**Directions for this task:** Quote the records beneath, complete and exact. Leave out images.

**Data provided:**

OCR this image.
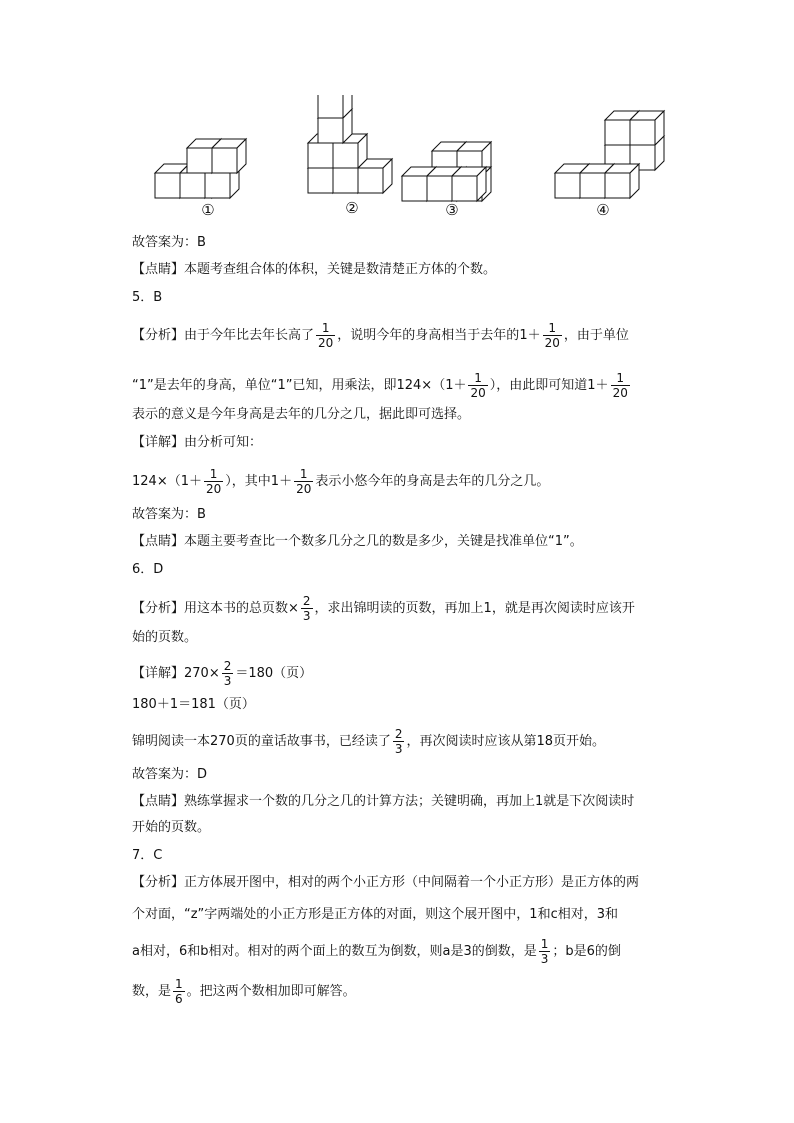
①	②	③	④
故答案为：B
【点睛】本题考查组合体的体积，关键是数清楚正方体的个数。
5．B
【分析】由于今年比去年长高了 $\frac{1}{20}$ ，说明今年的身高相当于去年的$1+ \frac{1}{20}$ ，由于单位
“1”是去年的身高，单位“1”已知，用乘法，即$124\times(1+ \frac{1}{20}$ ），由此即可知道$1+ \frac{1}{20}$
表示的意义是今年身高是去年的几分之几，据此即可选择。
【详解】由分析可知：
$124\times(1+ \frac{1}{20}$ ），其中$1+ \frac{1}{20}$ 表示小悠今年的身高是去年的几分之几。
故答案为：B
【点睛】本题主要考查比一个数多几分之几的数是多少，关键是找准单位“1”。
6．D
【分析】用这本书的总页数× $\frac{2}{3}$ ，求出锦明读的页数，再加上1，就是再次阅读时应该开
始的页数。
【详解】$270\times \frac{2}{3} =180$（页）
180＋1＝181（页）
锦明阅读一本270页的童话故事书，已经读了 $\frac{2}{3}$ ，再次阅读时应该从第18页开始。
故答案为：D
【点睛】熟练掌握求一个数的几分之几的计算方法；关键明确，再加上1就是下次阅读时
开始的页数。
7．C
【分析】正方体展开图中，相对的两个小正方形（中间隔着一个小正方形）是正方体的两
个对面，“z”字两端处的小正方形是正方体的对面，则这个展开图中，1和c相对，3和
a相对，6和b相对。相对的两个面上的数互为倒数，则a是3的倒数，是 $\frac{1}{3}$ ；b是6的倒
数，是 $\frac{1}{6}$ 。把这两个数相加即可解答。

**Task output:**
OCR this image.
①	②	③	④
故答案为：B
【点睛】本题考查组合体的体积，关键是数清楚正方体的个数。
5．B
【分析】由于今年比去年长高了 $\frac{1}{20}$ ，说明今年的身高相当于去年的$1+ \frac{1}{20}$ ，由于单位
“1”是去年的身高，单位“1”已知，用乘法，即$124\times(1+ \frac{1}{20}$ ），由此即可知道$1+ \frac{1}{20}$
表示的意义是今年身高是去年的几分之几，据此即可选择。
【详解】由分析可知：
$124\times(1+ \frac{1}{20}$ ），其中$1+ \frac{1}{20}$ 表示小悠今年的身高是去年的几分之几。
故答案为：B
【点睛】本题主要考查比一个数多几分之几的数是多少，关键是找准单位“1”。
6．D
【分析】用这本书的总页数× $\frac{2}{3}$ ，求出锦明读的页数，再加上1，就是再次阅读时应该开
始的页数。
【详解】$270\times \frac{2}{3} =180$（页）
180＋1＝181（页）
锦明阅读一本270页的童话故事书，已经读了 $\frac{2}{3}$ ，再次阅读时应该从第18页开始。
故答案为：D
【点睛】熟练掌握求一个数的几分之几的计算方法；关键明确，再加上1就是下次阅读时
开始的页数。
7．C
【分析】正方体展开图中，相对的两个小正方形（中间隔着一个小正方形）是正方体的两
个对面，“z”字两端处的小正方形是正方体的对面，则这个展开图中，1和c相对，3和
a相对，6和b相对。相对的两个面上的数互为倒数，则a是3的倒数，是 $\frac{1}{3}$ ；b是6的倒
数，是 $\frac{1}{6}$ 。把这两个数相加即可解答。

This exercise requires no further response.